Render every entry verbatim.

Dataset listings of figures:
⁂
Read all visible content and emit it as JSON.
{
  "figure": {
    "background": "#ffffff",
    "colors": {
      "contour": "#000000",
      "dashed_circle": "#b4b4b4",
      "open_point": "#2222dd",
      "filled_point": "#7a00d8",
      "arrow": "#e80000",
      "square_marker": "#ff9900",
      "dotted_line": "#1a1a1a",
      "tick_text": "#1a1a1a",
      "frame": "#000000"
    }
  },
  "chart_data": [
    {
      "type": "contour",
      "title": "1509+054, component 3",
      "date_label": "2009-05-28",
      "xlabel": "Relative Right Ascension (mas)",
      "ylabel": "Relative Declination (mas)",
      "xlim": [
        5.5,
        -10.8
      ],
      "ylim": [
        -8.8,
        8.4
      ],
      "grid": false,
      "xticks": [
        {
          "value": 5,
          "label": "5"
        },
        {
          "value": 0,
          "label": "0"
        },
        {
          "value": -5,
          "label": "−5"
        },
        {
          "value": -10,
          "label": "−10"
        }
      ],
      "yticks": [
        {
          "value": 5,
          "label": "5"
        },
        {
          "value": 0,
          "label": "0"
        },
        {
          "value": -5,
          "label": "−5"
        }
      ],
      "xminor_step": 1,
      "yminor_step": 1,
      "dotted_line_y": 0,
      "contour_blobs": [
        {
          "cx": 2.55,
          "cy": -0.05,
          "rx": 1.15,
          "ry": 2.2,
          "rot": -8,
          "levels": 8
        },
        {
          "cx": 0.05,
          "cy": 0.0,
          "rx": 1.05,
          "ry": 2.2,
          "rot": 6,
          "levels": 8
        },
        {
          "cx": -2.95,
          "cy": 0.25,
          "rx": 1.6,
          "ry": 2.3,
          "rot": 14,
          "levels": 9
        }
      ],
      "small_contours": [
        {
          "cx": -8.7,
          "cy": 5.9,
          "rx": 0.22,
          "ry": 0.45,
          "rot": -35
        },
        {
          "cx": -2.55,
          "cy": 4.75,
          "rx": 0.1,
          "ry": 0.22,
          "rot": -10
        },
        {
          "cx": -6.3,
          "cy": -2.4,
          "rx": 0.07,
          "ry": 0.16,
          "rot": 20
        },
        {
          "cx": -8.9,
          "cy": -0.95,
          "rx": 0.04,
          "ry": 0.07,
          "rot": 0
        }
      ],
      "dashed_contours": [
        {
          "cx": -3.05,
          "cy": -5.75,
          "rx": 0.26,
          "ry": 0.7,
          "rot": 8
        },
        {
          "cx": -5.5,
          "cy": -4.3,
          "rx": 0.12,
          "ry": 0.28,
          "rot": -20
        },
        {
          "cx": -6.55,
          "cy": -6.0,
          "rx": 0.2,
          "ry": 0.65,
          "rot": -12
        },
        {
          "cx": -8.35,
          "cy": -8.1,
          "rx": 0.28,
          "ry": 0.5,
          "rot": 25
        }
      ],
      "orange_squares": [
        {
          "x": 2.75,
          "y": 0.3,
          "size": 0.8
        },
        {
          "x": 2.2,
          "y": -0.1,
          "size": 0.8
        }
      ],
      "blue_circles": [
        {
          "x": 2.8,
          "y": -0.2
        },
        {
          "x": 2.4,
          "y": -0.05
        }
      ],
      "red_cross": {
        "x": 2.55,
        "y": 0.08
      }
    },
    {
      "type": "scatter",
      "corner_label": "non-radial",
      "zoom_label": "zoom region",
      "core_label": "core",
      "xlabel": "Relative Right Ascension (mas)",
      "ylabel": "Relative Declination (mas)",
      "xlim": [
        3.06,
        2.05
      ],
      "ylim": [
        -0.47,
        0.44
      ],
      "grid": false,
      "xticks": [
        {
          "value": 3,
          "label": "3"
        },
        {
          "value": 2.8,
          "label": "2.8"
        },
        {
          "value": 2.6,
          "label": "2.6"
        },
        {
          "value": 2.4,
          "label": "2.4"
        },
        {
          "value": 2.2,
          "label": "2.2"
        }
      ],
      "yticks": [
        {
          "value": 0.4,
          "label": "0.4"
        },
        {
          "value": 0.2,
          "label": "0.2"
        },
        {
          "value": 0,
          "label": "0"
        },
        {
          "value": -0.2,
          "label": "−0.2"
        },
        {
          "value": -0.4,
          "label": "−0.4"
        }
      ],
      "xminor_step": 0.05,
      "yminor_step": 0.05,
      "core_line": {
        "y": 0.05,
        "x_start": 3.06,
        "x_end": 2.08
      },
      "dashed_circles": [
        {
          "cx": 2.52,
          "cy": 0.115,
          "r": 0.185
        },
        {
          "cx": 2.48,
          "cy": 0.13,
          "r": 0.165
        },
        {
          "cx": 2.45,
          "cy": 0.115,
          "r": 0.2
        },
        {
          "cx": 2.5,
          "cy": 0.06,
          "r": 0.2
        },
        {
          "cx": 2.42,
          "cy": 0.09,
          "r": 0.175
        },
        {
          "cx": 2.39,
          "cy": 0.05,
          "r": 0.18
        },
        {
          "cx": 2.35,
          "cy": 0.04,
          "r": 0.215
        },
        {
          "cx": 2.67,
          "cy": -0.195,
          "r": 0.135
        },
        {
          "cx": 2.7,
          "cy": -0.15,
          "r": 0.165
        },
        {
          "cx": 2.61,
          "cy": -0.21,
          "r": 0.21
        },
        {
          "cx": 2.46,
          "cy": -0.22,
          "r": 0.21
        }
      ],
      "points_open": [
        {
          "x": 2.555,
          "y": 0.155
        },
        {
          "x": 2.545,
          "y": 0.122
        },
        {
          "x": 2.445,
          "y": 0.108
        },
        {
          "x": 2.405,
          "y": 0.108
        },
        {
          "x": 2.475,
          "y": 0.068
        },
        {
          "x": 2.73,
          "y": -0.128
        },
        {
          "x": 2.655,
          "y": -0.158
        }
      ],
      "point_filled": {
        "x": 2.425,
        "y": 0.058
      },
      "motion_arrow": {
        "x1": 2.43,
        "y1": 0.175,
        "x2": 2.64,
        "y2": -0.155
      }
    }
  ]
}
⁂
COMPLETED EXERCISE
Read all visible content and emit it as JSON.
{
  "figure": {
    "background": "#ffffff",
    "colors": {
      "contour": "#000000",
      "dashed_circle": "#b4b4b4",
      "open_point": "#2222dd",
      "filled_point": "#7a00d8",
      "arrow": "#e80000",
      "square_marker": "#ff9900",
      "dotted_line": "#1a1a1a",
      "tick_text": "#1a1a1a",
      "frame": "#000000"
    }
  },
  "chart_data": [
    {
      "type": "contour",
      "title": "1509+054, component 3",
      "date_label": "2009-05-28",
      "xlabel": "Relative Right Ascension (mas)",
      "ylabel": "Relative Declination (mas)",
      "xlim": [
        5.5,
        -10.8
      ],
      "ylim": [
        -8.8,
        8.4
      ],
      "grid": false,
      "xticks": [
        {
          "value": 5,
          "label": "5"
        },
        {
          "value": 0,
          "label": "0"
        },
        {
          "value": -5,
          "label": "−5"
        },
        {
          "value": -10,
          "label": "−10"
        }
      ],
      "yticks": [
        {
          "value": 5,
          "label": "5"
        },
        {
          "value": 0,
          "label": "0"
        },
        {
          "value": -5,
          "label": "−5"
        }
      ],
      "xminor_step": 1,
      "yminor_step": 1,
      "dotted_line_y": 0,
      "contour_blobs": [
        {
          "cx": 2.55,
          "cy": -0.05,
          "rx": 1.15,
          "ry": 2.2,
          "rot": -8,
          "levels": 8
        },
        {
          "cx": 0.05,
          "cy": 0.0,
          "rx": 1.05,
          "ry": 2.2,
          "rot": 6,
          "levels": 8
        },
        {
          "cx": -2.95,
          "cy": 0.25,
          "rx": 1.6,
          "ry": 2.3,
          "rot": 14,
          "levels": 9
        }
      ],
      "small_contours": [
        {
          "cx": -8.7,
          "cy": 5.9,
          "rx": 0.22,
          "ry": 0.45,
          "rot": -35
        },
        {
          "cx": -2.55,
          "cy": 4.75,
          "rx": 0.1,
          "ry": 0.22,
          "rot": -10
        },
        {
          "cx": -6.3,
          "cy": -2.4,
          "rx": 0.07,
          "ry": 0.16,
          "rot": 20
        },
        {
          "cx": -8.9,
          "cy": -0.95,
          "rx": 0.04,
          "ry": 0.07,
          "rot": 0
        }
      ],
      "dashed_contours": [
        {
          "cx": -3.05,
          "cy": -5.75,
          "rx": 0.26,
          "ry": 0.7,
          "rot": 8
        },
        {
          "cx": -5.5,
          "cy": -4.3,
          "rx": 0.12,
          "ry": 0.28,
          "rot": -20
        },
        {
          "cx": -6.55,
          "cy": -6.0,
          "rx": 0.2,
          "ry": 0.65,
          "rot": -12
        },
        {
          "cx": -8.35,
          "cy": -8.1,
          "rx": 0.28,
          "ry": 0.5,
          "rot": 25
        }
      ],
      "orange_squares": [
        {
          "x": 2.75,
          "y": 0.3,
          "size": 0.8
        },
        {
          "x": 2.2,
          "y": -0.1,
          "size": 0.8
        }
      ],
      "blue_circles": [
        {
          "x": 2.8,
          "y": -0.2
        },
        {
          "x": 2.4,
          "y": -0.05
        }
      ],
      "red_cross": {
        "x": 2.55,
        "y": 0.08
      }
    },
    {
      "type": "scatter",
      "corner_label": "non-radial",
      "zoom_label": "zoom region",
      "core_label": "core",
      "xlabel": "Relative Right Ascension (mas)",
      "ylabel": "Relative Declination (mas)",
      "xlim": [
        3.06,
        2.05
      ],
      "ylim": [
        -0.47,
        0.44
      ],
      "grid": false,
      "xticks": [
        {
          "value": 3,
          "label": "3"
        },
        {
          "value": 2.8,
          "label": "2.8"
        },
        {
          "value": 2.6,
          "label": "2.6"
        },
        {
          "value": 2.4,
          "label": "2.4"
        },
        {
          "value": 2.2,
          "label": "2.2"
        }
      ],
      "yticks": [
        {
          "value": 0.4,
          "label": "0.4"
        },
        {
          "value": 0.2,
          "label": "0.2"
        },
        {
          "value": 0,
          "label": "0"
        },
        {
          "value": -0.2,
          "label": "−0.2"
        },
        {
          "value": -0.4,
          "label": "−0.4"
        }
      ],
      "xminor_step": 0.05,
      "yminor_step": 0.05,
      "core_line": {
        "y": 0.05,
        "x_start": 3.06,
        "x_end": 2.08
      },
      "dashed_circles": [
        {
          "cx": 2.52,
          "cy": 0.115,
          "r": 0.185
        },
        {
          "cx": 2.48,
          "cy": 0.13,
          "r": 0.165
        },
        {
          "cx": 2.45,
          "cy": 0.115,
          "r": 0.2
        },
        {
          "cx": 2.5,
          "cy": 0.06,
          "r": 0.2
        },
        {
          "cx": 2.42,
          "cy": 0.09,
          "r": 0.175
        },
        {
          "cx": 2.39,
          "cy": 0.05,
          "r": 0.18
        },
        {
          "cx": 2.35,
          "cy": 0.04,
          "r": 0.215
        },
        {
          "cx": 2.67,
          "cy": -0.195,
          "r": 0.135
        },
        {
          "cx": 2.7,
          "cy": -0.15,
          "r": 0.165
        },
        {
          "cx": 2.61,
          "cy": -0.21,
          "r": 0.21
        },
        {
          "cx": 2.46,
          "cy": -0.22,
          "r": 0.21
        }
      ],
      "points_open": [
        {
          "x": 2.555,
          "y": 0.155
        },
        {
          "x": 2.545,
          "y": 0.122
        },
        {
          "x": 2.445,
          "y": 0.108
        },
        {
          "x": 2.405,
          "y": 0.108
        },
        {
          "x": 2.475,
          "y": 0.068
        },
        {
          "x": 2.73,
          "y": -0.128
        },
        {
          "x": 2.655,
          "y": -0.158
        }
      ],
      "point_filled": {
        "x": 2.425,
        "y": 0.058
      },
      "motion_arrow": {
        "x1": 2.43,
        "y1": 0.175,
        "x2": 2.64,
        "y2": -0.155
      }
    }
  ]
}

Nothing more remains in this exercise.